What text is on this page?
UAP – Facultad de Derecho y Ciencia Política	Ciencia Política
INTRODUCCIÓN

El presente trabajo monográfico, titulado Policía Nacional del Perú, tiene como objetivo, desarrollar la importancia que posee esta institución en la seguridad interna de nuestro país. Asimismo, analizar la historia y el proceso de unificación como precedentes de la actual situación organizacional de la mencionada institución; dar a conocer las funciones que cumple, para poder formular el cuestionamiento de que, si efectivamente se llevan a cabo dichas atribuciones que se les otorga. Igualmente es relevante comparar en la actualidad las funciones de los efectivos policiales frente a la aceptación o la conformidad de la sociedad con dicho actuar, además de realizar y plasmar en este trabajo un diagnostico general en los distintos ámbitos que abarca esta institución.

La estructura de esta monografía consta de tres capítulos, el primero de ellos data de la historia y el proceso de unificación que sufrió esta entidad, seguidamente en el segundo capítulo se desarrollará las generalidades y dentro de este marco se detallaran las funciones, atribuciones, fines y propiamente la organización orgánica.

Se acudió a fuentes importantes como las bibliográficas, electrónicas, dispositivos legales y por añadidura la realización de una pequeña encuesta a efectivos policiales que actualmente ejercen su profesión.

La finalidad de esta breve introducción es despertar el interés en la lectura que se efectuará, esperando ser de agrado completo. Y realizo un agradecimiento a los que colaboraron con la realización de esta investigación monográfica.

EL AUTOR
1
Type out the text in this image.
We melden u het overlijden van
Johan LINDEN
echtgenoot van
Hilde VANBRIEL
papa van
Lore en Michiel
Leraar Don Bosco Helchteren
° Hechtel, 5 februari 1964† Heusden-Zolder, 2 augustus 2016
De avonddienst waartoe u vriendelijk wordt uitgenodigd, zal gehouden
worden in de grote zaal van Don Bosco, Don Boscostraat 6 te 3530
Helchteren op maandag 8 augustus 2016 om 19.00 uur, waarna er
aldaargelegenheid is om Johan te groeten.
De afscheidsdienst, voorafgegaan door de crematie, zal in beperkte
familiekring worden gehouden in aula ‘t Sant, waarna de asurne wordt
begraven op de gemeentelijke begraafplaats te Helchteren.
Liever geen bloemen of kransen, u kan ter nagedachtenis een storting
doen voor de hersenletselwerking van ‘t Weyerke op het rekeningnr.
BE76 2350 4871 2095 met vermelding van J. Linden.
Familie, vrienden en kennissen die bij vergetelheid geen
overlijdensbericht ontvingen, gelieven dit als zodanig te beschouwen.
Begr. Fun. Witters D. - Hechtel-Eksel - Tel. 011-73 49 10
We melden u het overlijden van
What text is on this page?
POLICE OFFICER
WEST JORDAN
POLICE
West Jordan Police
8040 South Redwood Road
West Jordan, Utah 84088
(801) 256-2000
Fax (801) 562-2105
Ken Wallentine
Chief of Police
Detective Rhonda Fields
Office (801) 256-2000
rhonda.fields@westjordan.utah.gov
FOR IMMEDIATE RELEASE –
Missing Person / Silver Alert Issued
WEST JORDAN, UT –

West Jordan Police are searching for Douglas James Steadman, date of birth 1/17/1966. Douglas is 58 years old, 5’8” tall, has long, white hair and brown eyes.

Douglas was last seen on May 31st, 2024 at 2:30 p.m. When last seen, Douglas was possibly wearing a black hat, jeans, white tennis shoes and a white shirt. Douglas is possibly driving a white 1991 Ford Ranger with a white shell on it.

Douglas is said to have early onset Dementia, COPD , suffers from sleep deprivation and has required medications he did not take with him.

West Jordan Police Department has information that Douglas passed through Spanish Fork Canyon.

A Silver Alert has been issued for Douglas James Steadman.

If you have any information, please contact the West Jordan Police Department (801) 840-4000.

::::

**Goal**: The records above should be returned exactly.

**Solved problem**:
What text is on this page?
UAP – Facultad de Derecho y Ciencia Política	Ciencia Política
INTRODUCCIÓN

El presente trabajo monográfico, titulado Policía Nacional del Perú, tiene como objetivo, desarrollar la importancia que posee esta institución en la seguridad interna de nuestro país. Asimismo, analizar la historia y el proceso de unificación como precedentes de la actual situación organizacional de la mencionada institución; dar a conocer las funciones que cumple, para poder formular el cuestionamiento de que, si efectivamente se llevan a cabo dichas atribuciones que se les otorga. Igualmente es relevante comparar en la actualidad las funciones de los efectivos policiales frente a la aceptación o la conformidad de la sociedad con dicho actuar, además de realizar y plasmar en este trabajo un diagnostico general en los distintos ámbitos que abarca esta institución.

La estructura de esta monografía consta de tres capítulos, el primero de ellos data de la historia y el proceso de unificación que sufrió esta entidad, seguidamente en el segundo capítulo se desarrollará las generalidades y dentro de este marco se detallaran las funciones, atribuciones, fines y propiamente la organización orgánica.

Se acudió a fuentes importantes como las bibliográficas, electrónicas, dispositivos legales y por añadidura la realización de una pequeña encuesta a efectivos policiales que actualmente ejercen su profesión.

La finalidad de esta breve introducción es despertar el interés en la lectura que se efectuará, esperando ser de agrado completo. Y realizo un agradecimiento a los que colaboraron con la realización de esta investigación monográfica.

EL AUTOR
1
Type out the text in this image.
We melden u het overlijden van
Johan LINDEN
echtgenoot van
Hilde VANBRIEL
papa van
Lore en Michiel
Leraar Don Bosco Helchteren
° Hechtel, 5 februari 1964† Heusden-Zolder, 2 augustus 2016
De avonddienst waartoe u vriendelijk wordt uitgenodigd, zal gehouden
worden in de grote zaal van Don Bosco, Don Boscostraat 6 te 3530
Helchteren op maandag 8 augustus 2016 om 19.00 uur, waarna er
aldaargelegenheid is om Johan te groeten.
De afscheidsdienst, voorafgegaan door de crematie, zal in beperkte
familiekring worden gehouden in aula ‘t Sant, waarna de asurne wordt
begraven op de gemeentelijke begraafplaats te Helchteren.
Liever geen bloemen of kransen, u kan ter nagedachtenis een storting
doen voor de hersenletselwerking van ‘t Weyerke op het rekeningnr.
BE76 2350 4871 2095 met vermelding van J. Linden.
Familie, vrienden en kennissen die bij vergetelheid geen
overlijdensbericht ontvingen, gelieven dit als zodanig te beschouwen.
Begr. Fun. Witters D. - Hechtel-Eksel - Tel. 011-73 49 10
We melden u het overlijden van
What text is on this page?
POLICE OFFICER
WEST JORDAN
POLICE
West Jordan Police
8040 South Redwood Road
West Jordan, Utah 84088
(801) 256-2000
Fax (801) 562-2105
Ken Wallentine
Chief of Police
Detective Rhonda Fields
Office (801) 256-2000
rhonda.fields@westjordan.utah.gov
FOR IMMEDIATE RELEASE –
Missing Person / Silver Alert Issued
WEST JORDAN, UT –

West Jordan Police are searching for Douglas James Steadman, date of birth 1/17/1966. Douglas is 58 years old, 5’8” tall, has long, white hair and brown eyes.

Douglas was last seen on May 31st, 2024 at 2:30 p.m. When last seen, Douglas was possibly wearing a black hat, jeans, white tennis shoes and a white shirt. Douglas is possibly driving a white 1991 Ford Ranger with a white shell on it.

Douglas is said to have early onset Dementia, COPD , suffers from sleep deprivation and has required medications he did not take with him.

West Jordan Police Department has information that Douglas passed through Spanish Fork Canyon.

A Silver Alert has been issued for Douglas James Steadman.

If you have any information, please contact the West Jordan Police Department (801) 840-4000.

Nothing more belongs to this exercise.